▶ Instructions to follow
Repeat every entry word for word, but leave the images out of your copy.

§ §

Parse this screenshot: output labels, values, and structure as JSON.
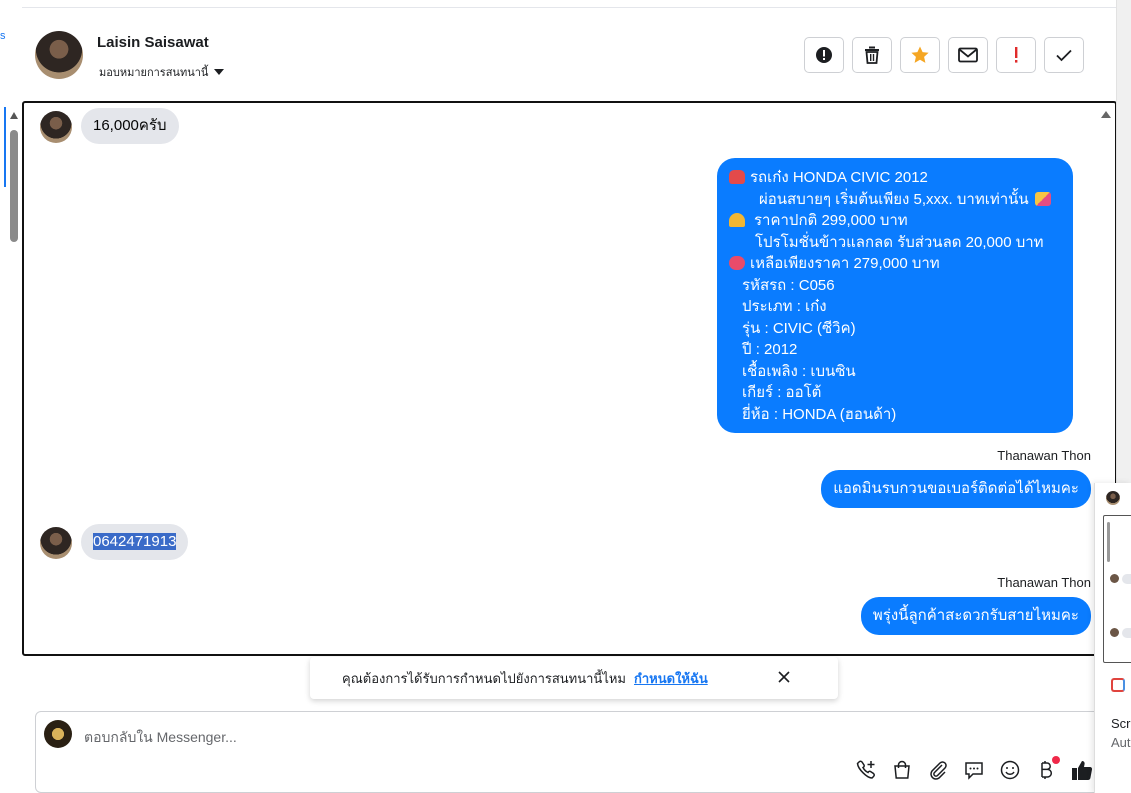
{
  "left_strip": {
    "partial_label": "s"
  },
  "header": {
    "contact_name": "Laisin Saisawat",
    "assign_label": "มอบหมายการสนทนานี้",
    "actions": [
      {
        "name": "spam-report",
        "icon": "exclamation-circle-icon"
      },
      {
        "name": "delete",
        "icon": "trash-icon"
      },
      {
        "name": "star",
        "icon": "star-icon",
        "color": "#f5a623"
      },
      {
        "name": "email",
        "icon": "envelope-icon"
      },
      {
        "name": "mark-important",
        "icon": "exclamation-icon",
        "color": "#e02b2b"
      },
      {
        "name": "mark-done",
        "icon": "check-icon"
      }
    ]
  },
  "messages": {
    "m1": {
      "text": "16,000ครับ"
    },
    "m2": {
      "lines": [
        "รถเก๋ง HONDA CIVIC 2012",
        "ผ่อนสบายๆ เริ่มต้นเพียง 5,xxx. บาทเท่านั้น",
        "ราคาปกติ  299,000 บาท",
        "โปรโมชั่นข้าวแลกลด รับส่วนลด 20,000 บาท",
        "เหลือเพียงราคา 279,000 บาท",
        "รหัสรถ : C056",
        "ประเภท : เก๋ง",
        "รุ่น : CIVIC (ซีวิค)",
        "ปี : 2012",
        "เชื้อเพลิง : เบนซิน",
        "เกียร์ : ออโต้",
        "ยี่ห้อ : HONDA (ฮอนด้า)"
      ]
    },
    "m3": {
      "sender": "Thanawan Thon",
      "text": "แอดมินรบกวนขอเบอร์ติดต่อได้ไหมคะ"
    },
    "m4": {
      "text": "0642471913"
    },
    "m5": {
      "sender": "Thanawan Thon",
      "text": "พรุ่งนี้ลูกค้าสะดวกรับสายไหมคะ"
    }
  },
  "notice": {
    "text": "คุณต้องการได้รับการกำหนดไปยังการสนทนานี้ไหม",
    "link": "กำหนดให้ฉัน"
  },
  "composer": {
    "placeholder": "ตอบกลับใน Messenger...",
    "tools": [
      "phone-add-icon",
      "shopping-bag-icon",
      "paperclip-icon",
      "chat-bubble-icon",
      "smiley-icon",
      "baht-icon",
      "thumbs-up-icon"
    ]
  },
  "side_panel": {
    "text1": "Scre",
    "text2": "Aut"
  },
  "colors": {
    "outgoing": "#0a7cff",
    "incoming": "#e4e6eb",
    "link": "#1877f2"
  }
}
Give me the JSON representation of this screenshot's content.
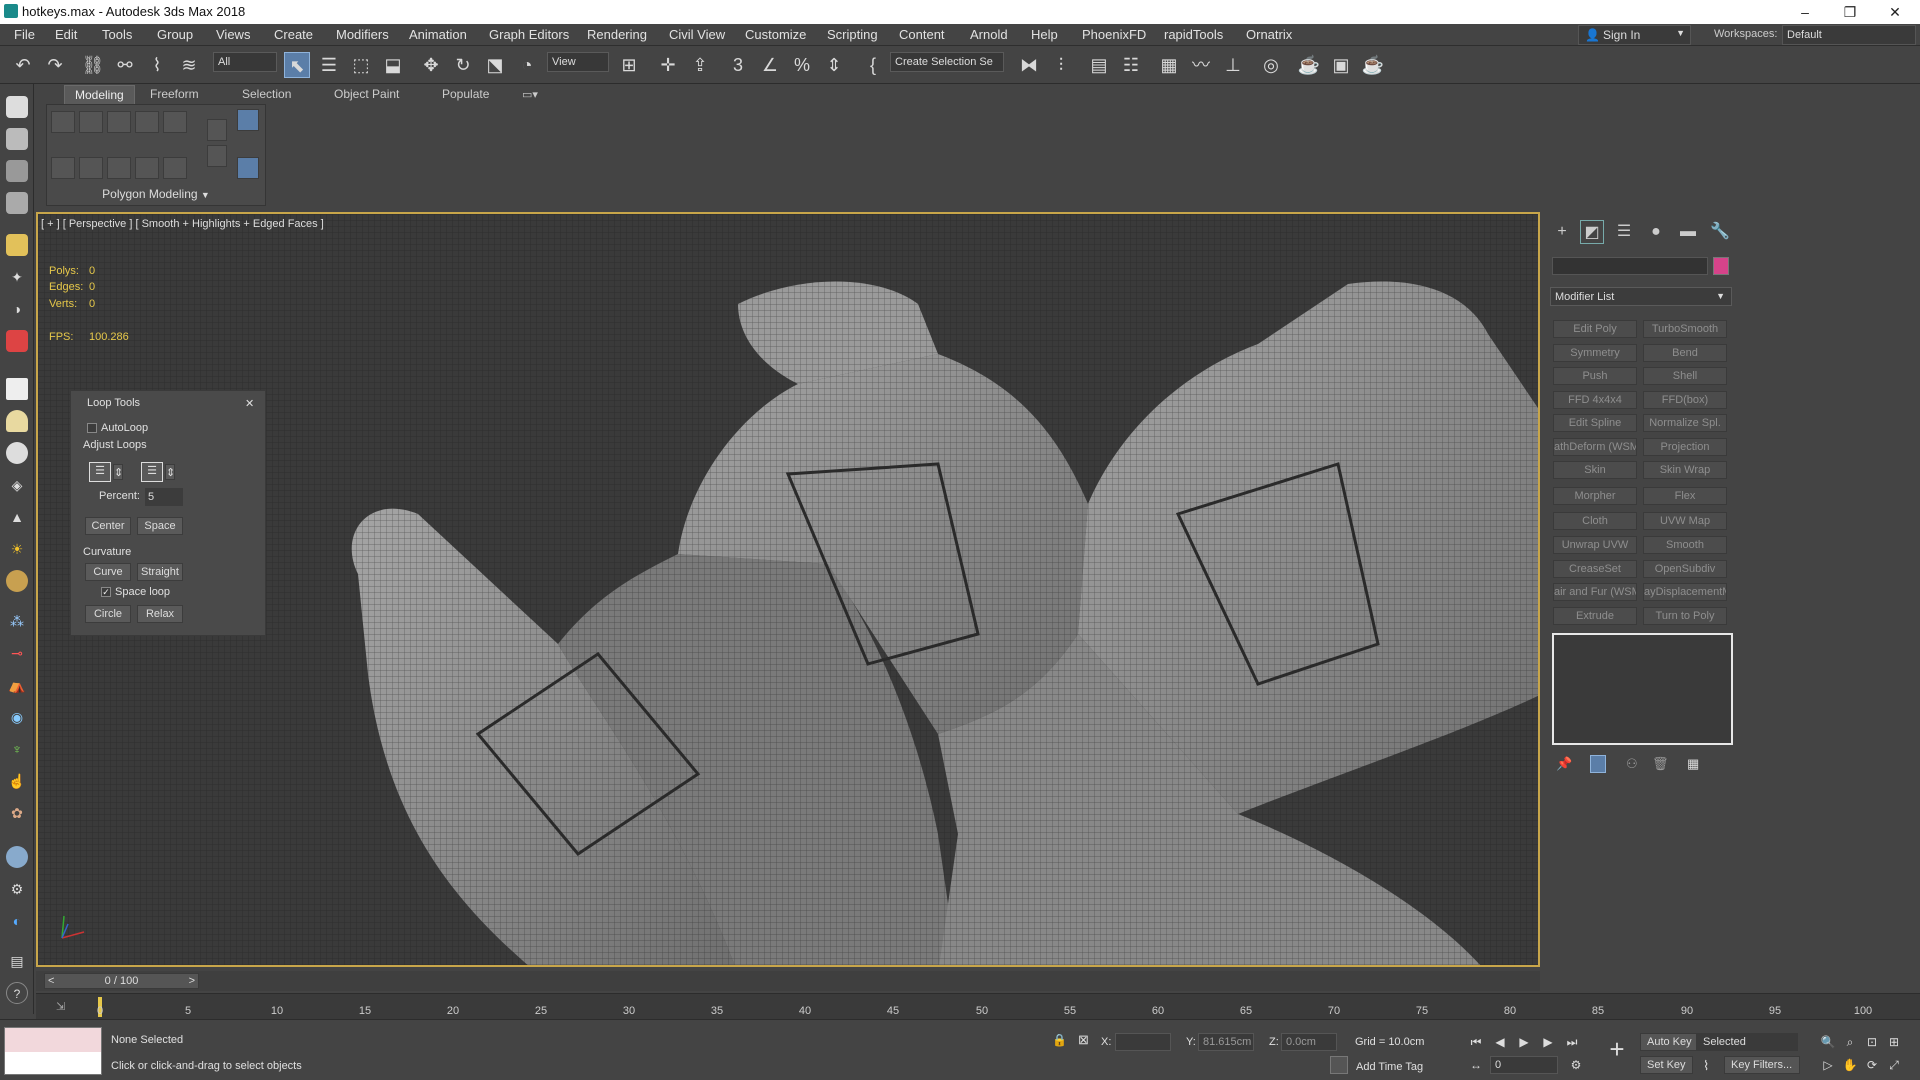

§ §

▶ Correct result
Parse this screenshot: output labels, values, and structure as JSON.
{
  "left_strip": {
    "partial_label": "s"
  },
  "header": {
    "contact_name": "Laisin Saisawat",
    "assign_label": "มอบหมายการสนทนานี้",
    "actions": [
      {
        "name": "spam-report",
        "icon": "exclamation-circle-icon"
      },
      {
        "name": "delete",
        "icon": "trash-icon"
      },
      {
        "name": "star",
        "icon": "star-icon",
        "color": "#f5a623"
      },
      {
        "name": "email",
        "icon": "envelope-icon"
      },
      {
        "name": "mark-important",
        "icon": "exclamation-icon",
        "color": "#e02b2b"
      },
      {
        "name": "mark-done",
        "icon": "check-icon"
      }
    ]
  },
  "messages": {
    "m1": {
      "text": "16,000ครับ"
    },
    "m2": {
      "lines": [
        "รถเก๋ง HONDA CIVIC 2012",
        "ผ่อนสบายๆ เริ่มต้นเพียง 5,xxx. บาทเท่านั้น",
        "ราคาปกติ  299,000 บาท",
        "โปรโมชั่นข้าวแลกลด รับส่วนลด 20,000 บาท",
        "เหลือเพียงราคา 279,000 บาท",
        "รหัสรถ : C056",
        "ประเภท : เก๋ง",
        "รุ่น : CIVIC (ซีวิค)",
        "ปี : 2012",
        "เชื้อเพลิง : เบนซิน",
        "เกียร์ : ออโต้",
        "ยี่ห้อ : HONDA (ฮอนด้า)"
      ]
    },
    "m3": {
      "sender": "Thanawan Thon",
      "text": "แอดมินรบกวนขอเบอร์ติดต่อได้ไหมคะ"
    },
    "m4": {
      "text": "0642471913"
    },
    "m5": {
      "sender": "Thanawan Thon",
      "text": "พรุ่งนี้ลูกค้าสะดวกรับสายไหมคะ"
    }
  },
  "notice": {
    "text": "คุณต้องการได้รับการกำหนดไปยังการสนทนานี้ไหม",
    "link": "กำหนดให้ฉัน"
  },
  "composer": {
    "placeholder": "ตอบกลับใน Messenger...",
    "tools": [
      "phone-add-icon",
      "shopping-bag-icon",
      "paperclip-icon",
      "chat-bubble-icon",
      "smiley-icon",
      "baht-icon",
      "thumbs-up-icon"
    ]
  },
  "side_panel": {
    "text1": "Scre",
    "text2": "Aut"
  },
  "colors": {
    "outgoing": "#0a7cff",
    "incoming": "#e4e6eb",
    "link": "#1877f2"
  }
}
Give me the JSON representation of this screenshot's content.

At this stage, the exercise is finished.